Everything in the listing except the pictures should be written out exactly.

[Items listed in a dataset]

---

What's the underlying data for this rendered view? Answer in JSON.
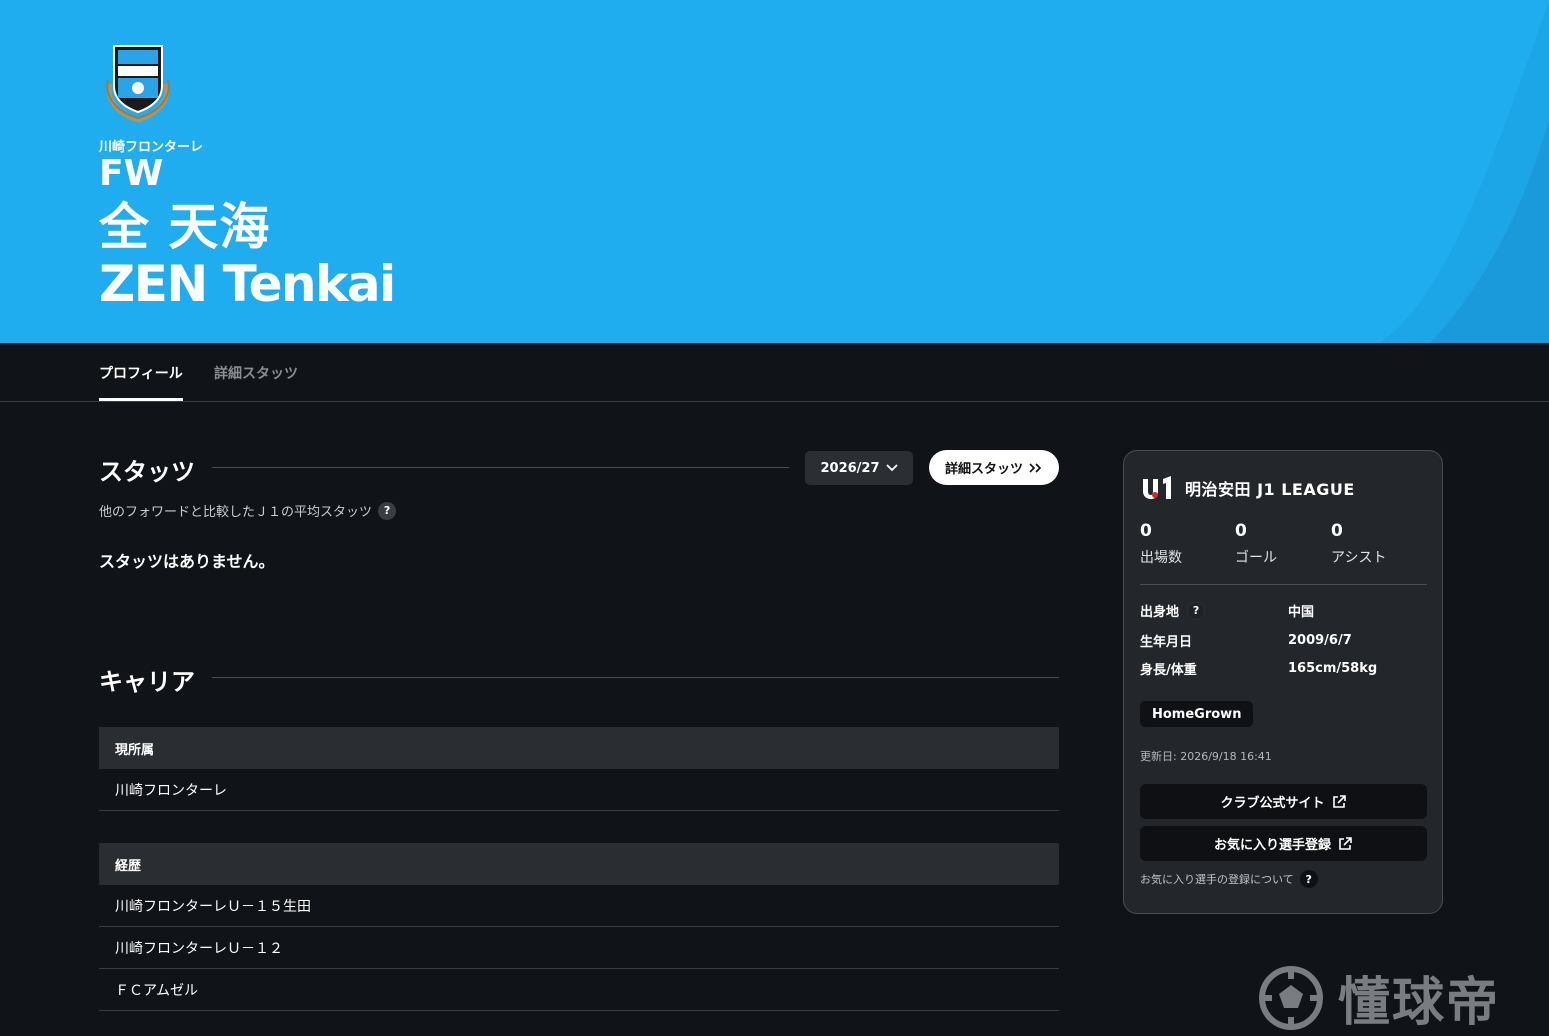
{
  "hero": {
    "club_name": "川崎フロンターレ",
    "position": "FW",
    "name_jp": "全 天海",
    "name_en": "ZEN Tenkai",
    "background_color": "#20adf0"
  },
  "tabs": [
    {
      "label": "プロフィール",
      "active": true
    },
    {
      "label": "詳細スタッツ",
      "active": false
    }
  ],
  "stats": {
    "title": "スタッツ",
    "season": "2026/27",
    "detail_button": "詳細スタッツ",
    "subtitle": "他のフォワードと比較したＪ１の平均スタッツ",
    "help_icon": "?",
    "empty_message": "スタッツはありません。"
  },
  "career": {
    "title": "キャリア",
    "current": {
      "header": "現所属",
      "rows": [
        "川崎フロンターレ"
      ]
    },
    "history": {
      "header": "経歴",
      "rows": [
        "川崎フロンターレＵ－１５生田",
        "川崎フロンターレＵ－１２",
        "ＦＣアムゼル"
      ]
    }
  },
  "card": {
    "league_name": "明治安田 J1 LEAGUE",
    "stats": [
      {
        "value": "0",
        "label": "出場数"
      },
      {
        "value": "0",
        "label": "ゴール"
      },
      {
        "value": "0",
        "label": "アシスト"
      }
    ],
    "info": [
      {
        "label": "出身地",
        "value": "中国",
        "help": "?"
      },
      {
        "label": "生年月日",
        "value": "2009/6/7"
      },
      {
        "label": "身長/体重",
        "value": "165cm/58kg"
      }
    ],
    "badge": "HomeGrown",
    "updated": "更新日: 2026/9/18 16:41",
    "club_site_button": "クラブ公式サイト",
    "favorite_button": "お気に入り選手登録",
    "favorite_about": "お気に入り選手の登録について",
    "help_icon": "?"
  },
  "watermark": {
    "text": "懂球帝"
  }
}
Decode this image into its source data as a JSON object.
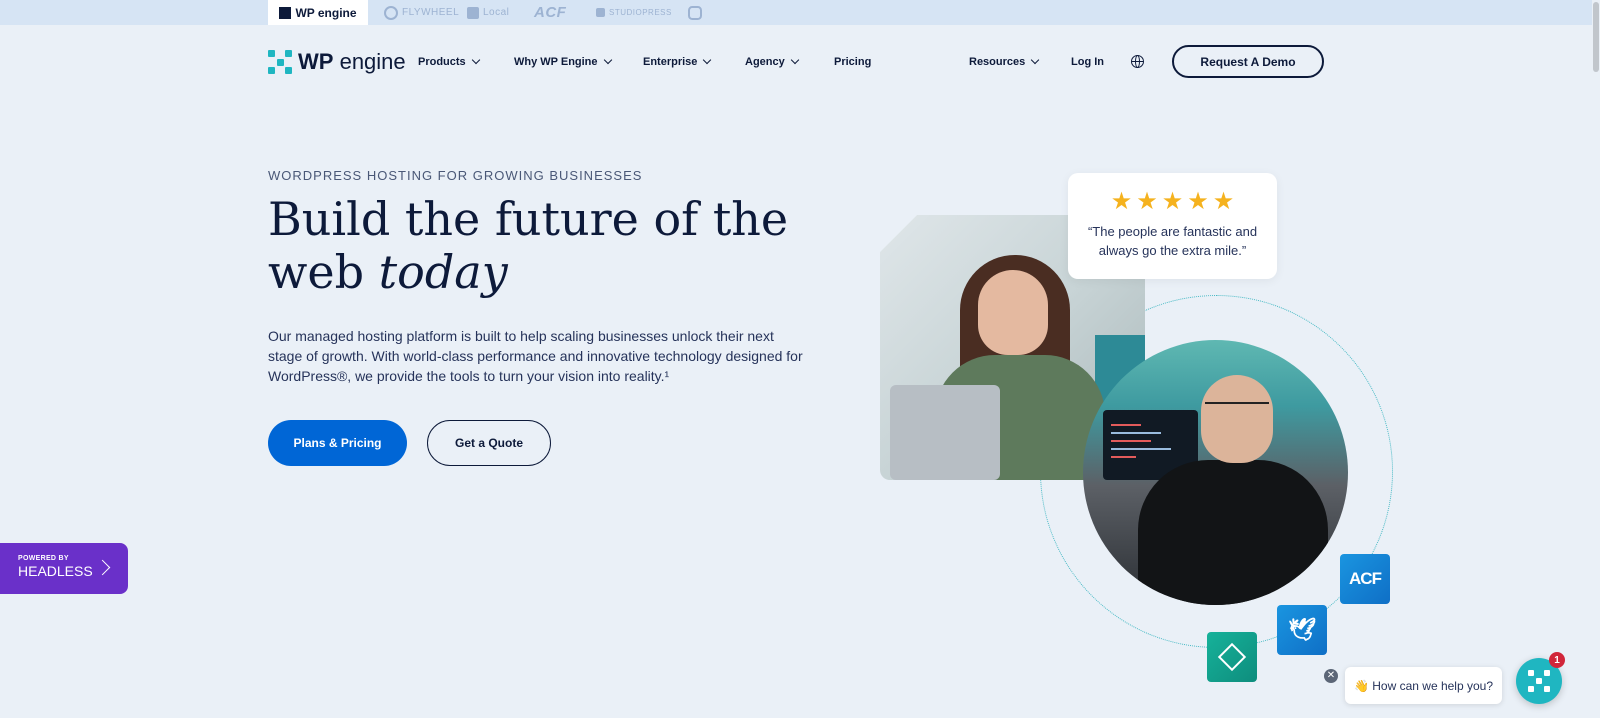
{
  "brandbar": {
    "tabs": [
      {
        "label": "WP engine"
      },
      {
        "label": "FLYWHEEL"
      },
      {
        "label": "Local"
      },
      {
        "label": "ACF"
      },
      {
        "label": "STUDIOPRESS"
      }
    ]
  },
  "nav": {
    "logo_bold": "WP",
    "logo_rest": "engine",
    "items": [
      "Products",
      "Why WP Engine",
      "Enterprise",
      "Agency",
      "Pricing"
    ],
    "resources": "Resources",
    "login": "Log In",
    "demo": "Request A Demo"
  },
  "hero": {
    "eyebrow": "WORDPRESS HOSTING FOR GROWING BUSINESSES",
    "headline_main": "Build the future of the web ",
    "headline_em": "today",
    "body": "Our managed hosting platform is built to help scaling businesses unlock their next stage of growth. With world-class performance and innovative technology designed for WordPress®, we provide the tools to turn your vision into reality.¹",
    "primary_btn": "Plans & Pricing",
    "secondary_btn": "Get a Quote"
  },
  "review": {
    "stars": 5,
    "quote": "“The people are fantastic and always go the extra mile.”"
  },
  "tiles": {
    "acf": "ACF"
  },
  "headless": {
    "small": "POWERED BY",
    "big": "HEADLESS"
  },
  "chat": {
    "prompt": "👋 How can we help you?",
    "badge": "1"
  },
  "colors": {
    "background": "#eaf0f7",
    "primary": "#0066d6",
    "navy": "#0d1a3a",
    "teal": "#1fb6c1",
    "purple": "#6a30c9",
    "star": "#f5b21e"
  }
}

---

The answer:
What's the underlying data for this rendered view? Answer in JSON.
{
  "hero": {
    "club_name": "川崎フロンターレ",
    "position": "FW",
    "name_jp": "全 天海",
    "name_en": "ZEN Tenkai",
    "background_color": "#20adf0"
  },
  "tabs": [
    {
      "label": "プロフィール",
      "active": true
    },
    {
      "label": "詳細スタッツ",
      "active": false
    }
  ],
  "stats": {
    "title": "スタッツ",
    "season": "2026/27",
    "detail_button": "詳細スタッツ",
    "subtitle": "他のフォワードと比較したＪ１の平均スタッツ",
    "help_icon": "?",
    "empty_message": "スタッツはありません。"
  },
  "career": {
    "title": "キャリア",
    "current": {
      "header": "現所属",
      "rows": [
        "川崎フロンターレ"
      ]
    },
    "history": {
      "header": "経歴",
      "rows": [
        "川崎フロンターレＵ－１５生田",
        "川崎フロンターレＵ－１２",
        "ＦＣアムゼル"
      ]
    }
  },
  "card": {
    "league_name": "明治安田 J1 LEAGUE",
    "stats": [
      {
        "value": "0",
        "label": "出場数"
      },
      {
        "value": "0",
        "label": "ゴール"
      },
      {
        "value": "0",
        "label": "アシスト"
      }
    ],
    "info": [
      {
        "label": "出身地",
        "value": "中国",
        "help": "?"
      },
      {
        "label": "生年月日",
        "value": "2009/6/7"
      },
      {
        "label": "身長/体重",
        "value": "165cm/58kg"
      }
    ],
    "badge": "HomeGrown",
    "updated": "更新日: 2026/9/18 16:41",
    "club_site_button": "クラブ公式サイト",
    "favorite_button": "お気に入り選手登録",
    "favorite_about": "お気に入り選手の登録について",
    "help_icon": "?"
  },
  "watermark": {
    "text": "懂球帝"
  }
}
Decode this image into its source data as a JSON object.
{
  "brandbar": {
    "tabs": [
      {
        "label": "WP engine"
      },
      {
        "label": "FLYWHEEL"
      },
      {
        "label": "Local"
      },
      {
        "label": "ACF"
      },
      {
        "label": "STUDIOPRESS"
      }
    ]
  },
  "nav": {
    "logo_bold": "WP",
    "logo_rest": "engine",
    "items": [
      "Products",
      "Why WP Engine",
      "Enterprise",
      "Agency",
      "Pricing"
    ],
    "resources": "Resources",
    "login": "Log In",
    "demo": "Request A Demo"
  },
  "hero": {
    "eyebrow": "WORDPRESS HOSTING FOR GROWING BUSINESSES",
    "headline_main": "Build the future of the web ",
    "headline_em": "today",
    "body": "Our managed hosting platform is built to help scaling businesses unlock their next stage of growth. With world-class performance and innovative technology designed for WordPress®, we provide the tools to turn your vision into reality.¹",
    "primary_btn": "Plans & Pricing",
    "secondary_btn": "Get a Quote"
  },
  "review": {
    "stars": 5,
    "quote": "“The people are fantastic and always go the extra mile.”"
  },
  "tiles": {
    "acf": "ACF"
  },
  "headless": {
    "small": "POWERED BY",
    "big": "HEADLESS"
  },
  "chat": {
    "prompt": "👋 How can we help you?",
    "badge": "1"
  },
  "colors": {
    "background": "#eaf0f7",
    "primary": "#0066d6",
    "navy": "#0d1a3a",
    "teal": "#1fb6c1",
    "purple": "#6a30c9",
    "star": "#f5b21e"
  }
}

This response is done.